Select and copy out every line in the records containing "occasionally".

┌──

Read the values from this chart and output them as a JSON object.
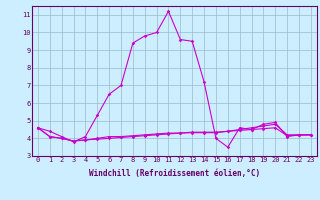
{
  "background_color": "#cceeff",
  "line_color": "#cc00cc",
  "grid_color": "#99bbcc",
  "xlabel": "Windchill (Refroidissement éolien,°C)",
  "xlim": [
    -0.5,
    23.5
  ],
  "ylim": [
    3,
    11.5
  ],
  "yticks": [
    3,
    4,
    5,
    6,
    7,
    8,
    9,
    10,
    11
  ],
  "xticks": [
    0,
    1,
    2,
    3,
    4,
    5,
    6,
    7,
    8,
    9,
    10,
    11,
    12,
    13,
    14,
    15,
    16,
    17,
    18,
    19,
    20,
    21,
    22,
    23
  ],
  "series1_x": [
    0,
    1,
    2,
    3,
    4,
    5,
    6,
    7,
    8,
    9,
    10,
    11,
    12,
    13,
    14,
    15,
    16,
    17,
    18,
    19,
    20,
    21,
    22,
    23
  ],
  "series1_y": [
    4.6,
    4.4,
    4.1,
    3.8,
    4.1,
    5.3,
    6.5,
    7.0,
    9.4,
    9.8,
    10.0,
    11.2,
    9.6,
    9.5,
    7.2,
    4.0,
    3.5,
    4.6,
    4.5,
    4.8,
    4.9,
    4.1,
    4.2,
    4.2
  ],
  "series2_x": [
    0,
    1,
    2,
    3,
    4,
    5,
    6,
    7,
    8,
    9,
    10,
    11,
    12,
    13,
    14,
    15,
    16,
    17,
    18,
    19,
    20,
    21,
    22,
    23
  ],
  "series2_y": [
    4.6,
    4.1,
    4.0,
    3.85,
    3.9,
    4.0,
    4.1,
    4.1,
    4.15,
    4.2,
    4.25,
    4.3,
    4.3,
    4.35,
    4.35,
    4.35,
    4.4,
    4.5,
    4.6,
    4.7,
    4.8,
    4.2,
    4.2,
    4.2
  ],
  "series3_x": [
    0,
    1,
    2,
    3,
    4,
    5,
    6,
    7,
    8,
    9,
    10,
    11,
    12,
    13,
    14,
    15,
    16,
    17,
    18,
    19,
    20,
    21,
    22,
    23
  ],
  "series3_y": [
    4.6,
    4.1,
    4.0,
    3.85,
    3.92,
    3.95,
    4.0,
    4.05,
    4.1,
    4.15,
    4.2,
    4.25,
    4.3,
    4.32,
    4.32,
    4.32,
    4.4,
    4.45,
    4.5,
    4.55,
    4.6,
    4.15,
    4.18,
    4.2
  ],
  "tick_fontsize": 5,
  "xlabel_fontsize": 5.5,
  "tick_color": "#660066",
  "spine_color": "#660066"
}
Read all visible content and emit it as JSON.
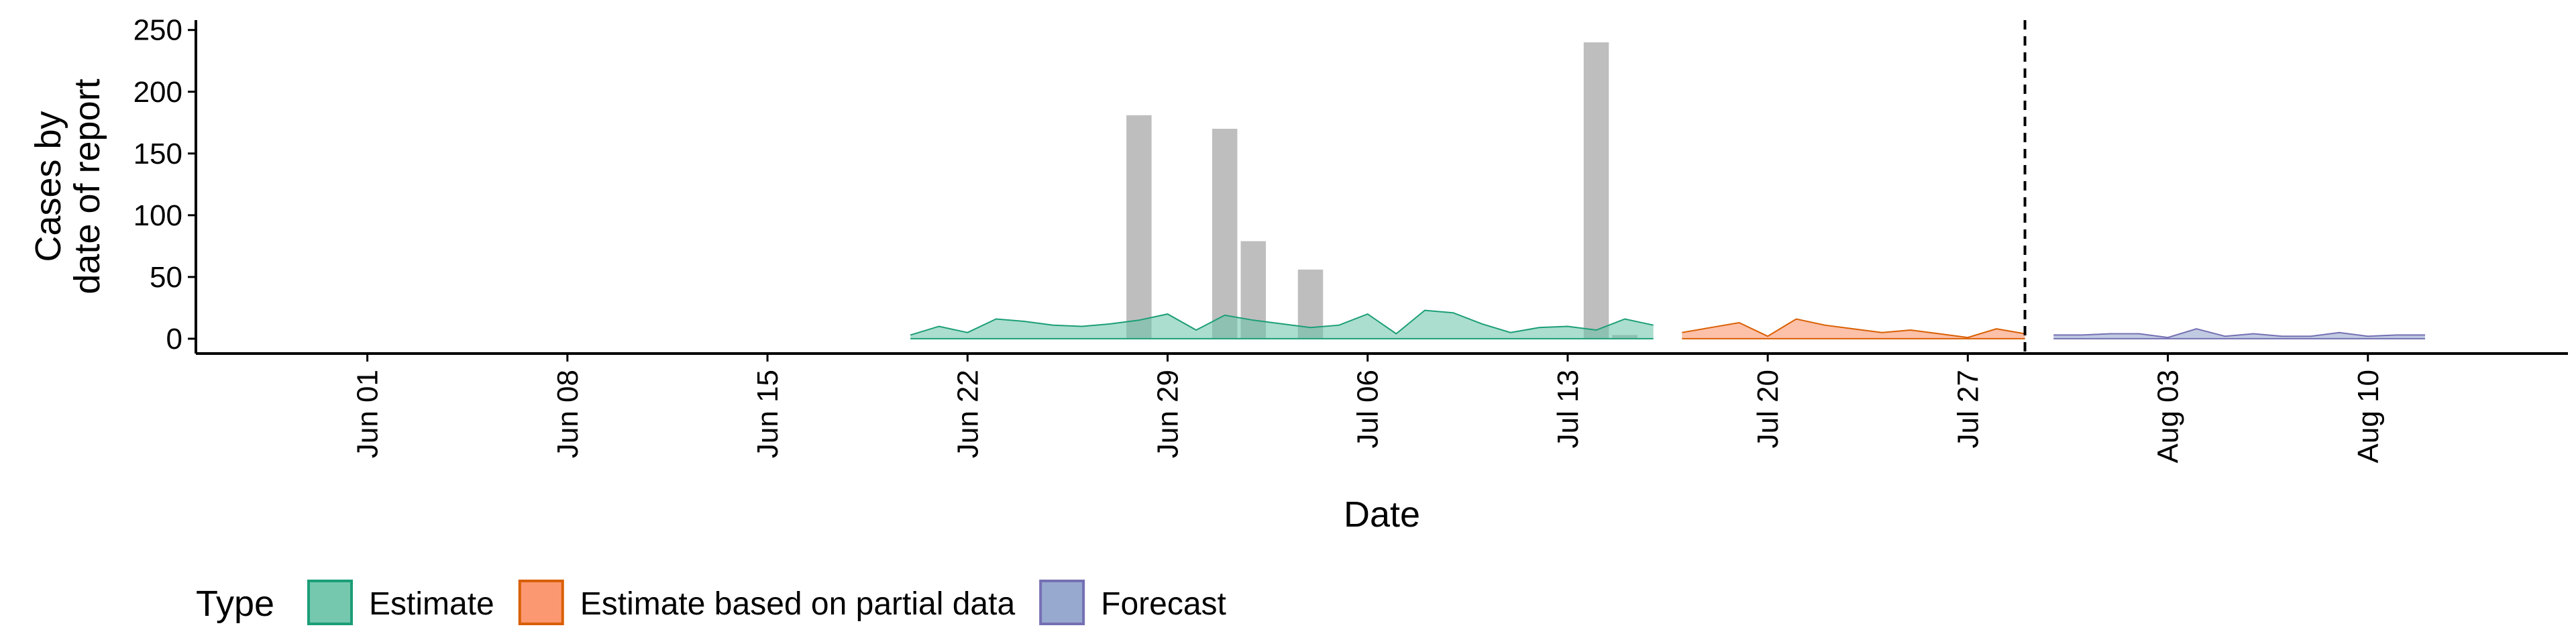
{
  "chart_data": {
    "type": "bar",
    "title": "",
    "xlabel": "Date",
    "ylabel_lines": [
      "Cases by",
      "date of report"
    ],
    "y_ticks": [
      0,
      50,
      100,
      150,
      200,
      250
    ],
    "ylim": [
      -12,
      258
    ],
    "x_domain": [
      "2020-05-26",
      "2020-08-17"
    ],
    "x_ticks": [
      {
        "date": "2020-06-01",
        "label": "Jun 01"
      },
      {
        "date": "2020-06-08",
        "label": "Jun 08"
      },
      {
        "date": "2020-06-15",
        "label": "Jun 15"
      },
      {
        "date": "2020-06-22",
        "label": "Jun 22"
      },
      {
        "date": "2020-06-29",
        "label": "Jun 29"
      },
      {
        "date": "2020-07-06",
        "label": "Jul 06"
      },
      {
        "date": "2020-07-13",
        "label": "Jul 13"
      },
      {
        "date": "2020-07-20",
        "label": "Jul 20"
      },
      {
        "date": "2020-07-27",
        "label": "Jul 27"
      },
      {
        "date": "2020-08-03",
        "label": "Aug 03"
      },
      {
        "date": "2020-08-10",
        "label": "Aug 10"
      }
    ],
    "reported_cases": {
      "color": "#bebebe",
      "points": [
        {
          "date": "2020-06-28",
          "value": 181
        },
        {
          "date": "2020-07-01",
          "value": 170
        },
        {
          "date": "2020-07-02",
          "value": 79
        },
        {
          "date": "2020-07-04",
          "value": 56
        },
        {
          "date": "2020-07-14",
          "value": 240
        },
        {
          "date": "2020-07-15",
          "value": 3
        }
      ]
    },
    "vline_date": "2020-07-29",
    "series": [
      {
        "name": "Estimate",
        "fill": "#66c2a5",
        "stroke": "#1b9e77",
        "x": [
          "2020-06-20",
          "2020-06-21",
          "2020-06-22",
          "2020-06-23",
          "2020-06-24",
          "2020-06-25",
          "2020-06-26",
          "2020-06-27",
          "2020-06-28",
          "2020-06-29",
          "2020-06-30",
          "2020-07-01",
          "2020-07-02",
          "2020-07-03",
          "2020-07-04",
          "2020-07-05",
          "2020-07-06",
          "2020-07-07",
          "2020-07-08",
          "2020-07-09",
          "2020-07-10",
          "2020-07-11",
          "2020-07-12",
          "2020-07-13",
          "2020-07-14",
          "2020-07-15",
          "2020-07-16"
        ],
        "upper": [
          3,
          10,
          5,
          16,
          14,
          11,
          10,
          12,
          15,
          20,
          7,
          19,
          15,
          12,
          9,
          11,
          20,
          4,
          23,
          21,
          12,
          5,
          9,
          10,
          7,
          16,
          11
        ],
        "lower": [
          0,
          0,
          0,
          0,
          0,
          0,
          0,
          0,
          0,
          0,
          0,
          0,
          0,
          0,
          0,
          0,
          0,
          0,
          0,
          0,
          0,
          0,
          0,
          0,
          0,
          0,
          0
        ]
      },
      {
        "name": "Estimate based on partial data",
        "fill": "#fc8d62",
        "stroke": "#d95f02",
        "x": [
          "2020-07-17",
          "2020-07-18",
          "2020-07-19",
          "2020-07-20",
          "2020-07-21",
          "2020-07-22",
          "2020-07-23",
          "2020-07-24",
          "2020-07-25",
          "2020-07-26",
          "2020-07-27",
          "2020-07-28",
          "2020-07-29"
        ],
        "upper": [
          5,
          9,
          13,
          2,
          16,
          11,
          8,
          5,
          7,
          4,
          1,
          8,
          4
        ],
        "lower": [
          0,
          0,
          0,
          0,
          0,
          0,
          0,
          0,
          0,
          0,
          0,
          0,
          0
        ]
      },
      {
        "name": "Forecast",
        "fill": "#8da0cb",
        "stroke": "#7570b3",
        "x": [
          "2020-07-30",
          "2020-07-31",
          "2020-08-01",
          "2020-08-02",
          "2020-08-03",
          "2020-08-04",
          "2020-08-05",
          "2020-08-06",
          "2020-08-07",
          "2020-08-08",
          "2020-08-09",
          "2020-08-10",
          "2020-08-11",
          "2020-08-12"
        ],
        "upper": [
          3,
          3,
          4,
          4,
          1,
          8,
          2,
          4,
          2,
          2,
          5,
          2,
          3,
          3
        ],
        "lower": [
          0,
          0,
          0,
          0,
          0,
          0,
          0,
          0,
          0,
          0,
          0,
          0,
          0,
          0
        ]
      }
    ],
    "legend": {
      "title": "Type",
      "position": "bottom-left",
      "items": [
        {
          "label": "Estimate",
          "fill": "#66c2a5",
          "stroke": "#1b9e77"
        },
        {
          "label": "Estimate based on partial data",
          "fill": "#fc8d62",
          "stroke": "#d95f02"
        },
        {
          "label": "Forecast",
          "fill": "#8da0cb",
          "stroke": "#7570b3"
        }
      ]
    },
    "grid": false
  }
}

└──
┌──

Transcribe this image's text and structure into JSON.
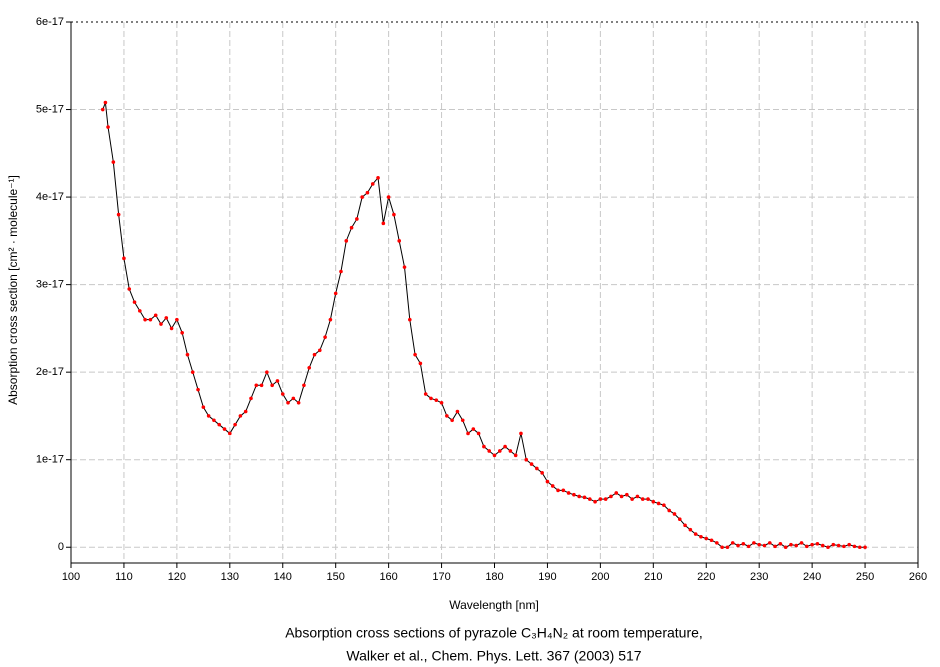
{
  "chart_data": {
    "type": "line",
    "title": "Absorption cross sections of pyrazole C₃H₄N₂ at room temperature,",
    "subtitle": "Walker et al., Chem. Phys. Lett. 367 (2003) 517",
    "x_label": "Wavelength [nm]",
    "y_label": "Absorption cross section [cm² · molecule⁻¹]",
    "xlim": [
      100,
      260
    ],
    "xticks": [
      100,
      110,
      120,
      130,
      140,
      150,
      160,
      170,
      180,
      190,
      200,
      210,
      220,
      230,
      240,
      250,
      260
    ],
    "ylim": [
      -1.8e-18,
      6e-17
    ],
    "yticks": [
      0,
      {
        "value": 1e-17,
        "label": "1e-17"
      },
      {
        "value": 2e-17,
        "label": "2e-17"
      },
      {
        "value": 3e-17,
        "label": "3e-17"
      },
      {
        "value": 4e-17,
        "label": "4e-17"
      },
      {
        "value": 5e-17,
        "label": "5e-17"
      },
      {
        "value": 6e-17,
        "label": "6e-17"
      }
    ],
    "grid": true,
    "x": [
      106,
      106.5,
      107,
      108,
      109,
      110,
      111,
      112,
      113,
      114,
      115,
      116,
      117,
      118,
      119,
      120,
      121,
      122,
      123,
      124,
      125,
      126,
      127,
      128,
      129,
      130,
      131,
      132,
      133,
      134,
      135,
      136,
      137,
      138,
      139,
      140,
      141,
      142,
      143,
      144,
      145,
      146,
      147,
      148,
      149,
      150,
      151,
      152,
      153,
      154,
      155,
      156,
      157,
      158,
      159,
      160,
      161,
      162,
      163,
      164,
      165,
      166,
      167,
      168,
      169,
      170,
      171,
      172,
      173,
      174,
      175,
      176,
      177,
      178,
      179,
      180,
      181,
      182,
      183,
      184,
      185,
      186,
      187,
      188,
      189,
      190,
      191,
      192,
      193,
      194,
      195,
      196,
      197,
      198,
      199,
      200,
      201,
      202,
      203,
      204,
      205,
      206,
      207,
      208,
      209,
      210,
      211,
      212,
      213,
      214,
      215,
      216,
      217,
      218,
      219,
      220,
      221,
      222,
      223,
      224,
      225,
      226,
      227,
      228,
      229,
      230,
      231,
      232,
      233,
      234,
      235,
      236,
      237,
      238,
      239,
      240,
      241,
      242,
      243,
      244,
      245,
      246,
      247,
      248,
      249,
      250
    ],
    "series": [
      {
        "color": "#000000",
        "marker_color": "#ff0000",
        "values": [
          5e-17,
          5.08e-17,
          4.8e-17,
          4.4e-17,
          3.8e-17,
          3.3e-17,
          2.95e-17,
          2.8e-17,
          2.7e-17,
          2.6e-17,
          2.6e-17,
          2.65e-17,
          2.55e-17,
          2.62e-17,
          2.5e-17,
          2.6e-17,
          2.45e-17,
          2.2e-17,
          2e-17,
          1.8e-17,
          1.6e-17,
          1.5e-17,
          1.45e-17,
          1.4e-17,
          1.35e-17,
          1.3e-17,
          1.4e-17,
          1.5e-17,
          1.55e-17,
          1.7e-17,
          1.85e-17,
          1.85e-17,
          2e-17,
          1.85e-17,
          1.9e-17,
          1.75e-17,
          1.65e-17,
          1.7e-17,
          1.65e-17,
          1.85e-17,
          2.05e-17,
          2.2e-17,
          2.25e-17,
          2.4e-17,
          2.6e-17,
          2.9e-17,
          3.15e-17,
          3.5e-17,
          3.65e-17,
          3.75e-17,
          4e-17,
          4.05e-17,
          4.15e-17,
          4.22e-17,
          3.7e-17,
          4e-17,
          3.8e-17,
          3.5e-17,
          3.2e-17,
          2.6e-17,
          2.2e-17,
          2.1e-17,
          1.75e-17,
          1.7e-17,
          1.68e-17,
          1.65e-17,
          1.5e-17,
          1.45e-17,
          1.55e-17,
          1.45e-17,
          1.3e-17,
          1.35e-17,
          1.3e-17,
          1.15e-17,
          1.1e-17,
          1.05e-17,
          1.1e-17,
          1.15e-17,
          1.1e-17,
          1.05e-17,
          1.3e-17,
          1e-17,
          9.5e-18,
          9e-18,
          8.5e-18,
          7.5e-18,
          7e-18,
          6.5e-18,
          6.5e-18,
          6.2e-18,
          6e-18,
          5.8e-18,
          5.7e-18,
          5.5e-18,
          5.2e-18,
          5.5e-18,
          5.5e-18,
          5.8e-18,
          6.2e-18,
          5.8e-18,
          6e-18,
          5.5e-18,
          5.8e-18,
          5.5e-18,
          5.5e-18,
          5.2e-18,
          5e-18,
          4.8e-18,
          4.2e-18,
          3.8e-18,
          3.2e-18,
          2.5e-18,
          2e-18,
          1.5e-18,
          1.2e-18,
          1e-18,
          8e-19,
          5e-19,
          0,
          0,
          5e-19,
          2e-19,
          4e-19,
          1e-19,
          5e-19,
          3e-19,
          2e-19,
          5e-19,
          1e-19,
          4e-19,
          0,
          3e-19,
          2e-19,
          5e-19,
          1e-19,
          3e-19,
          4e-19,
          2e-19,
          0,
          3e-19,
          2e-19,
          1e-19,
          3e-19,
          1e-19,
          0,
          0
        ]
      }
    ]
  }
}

└──
┌──

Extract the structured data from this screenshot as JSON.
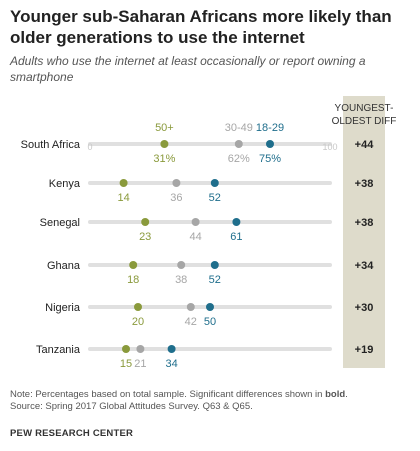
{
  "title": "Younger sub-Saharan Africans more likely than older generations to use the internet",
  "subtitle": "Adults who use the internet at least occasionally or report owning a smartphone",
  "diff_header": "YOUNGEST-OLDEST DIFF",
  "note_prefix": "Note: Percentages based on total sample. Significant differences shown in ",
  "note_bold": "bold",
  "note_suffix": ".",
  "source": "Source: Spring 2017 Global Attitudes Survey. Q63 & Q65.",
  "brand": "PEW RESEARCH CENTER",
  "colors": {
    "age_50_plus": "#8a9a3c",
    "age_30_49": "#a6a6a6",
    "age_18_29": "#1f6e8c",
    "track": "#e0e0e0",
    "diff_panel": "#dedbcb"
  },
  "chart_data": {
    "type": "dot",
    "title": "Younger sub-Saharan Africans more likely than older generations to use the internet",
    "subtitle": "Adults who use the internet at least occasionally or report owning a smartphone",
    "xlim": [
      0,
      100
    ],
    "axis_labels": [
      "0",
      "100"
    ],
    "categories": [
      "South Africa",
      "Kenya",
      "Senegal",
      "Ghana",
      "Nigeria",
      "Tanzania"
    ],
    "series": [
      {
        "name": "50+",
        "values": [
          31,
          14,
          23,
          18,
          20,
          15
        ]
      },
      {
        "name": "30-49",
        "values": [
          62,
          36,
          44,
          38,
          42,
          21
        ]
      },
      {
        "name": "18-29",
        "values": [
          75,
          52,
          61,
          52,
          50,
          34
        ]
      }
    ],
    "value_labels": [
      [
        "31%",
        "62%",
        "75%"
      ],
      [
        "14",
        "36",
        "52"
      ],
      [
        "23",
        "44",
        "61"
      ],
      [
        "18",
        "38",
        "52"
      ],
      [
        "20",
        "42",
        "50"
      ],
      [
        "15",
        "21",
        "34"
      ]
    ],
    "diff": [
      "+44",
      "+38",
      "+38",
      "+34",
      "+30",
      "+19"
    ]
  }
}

└──

Solution:
  "subtitle": "Adults who use the internet at least occasionally or report owning a smartphone",
    "subtitle": "Adults who use the internet at least occasionally or report owning a smartphone",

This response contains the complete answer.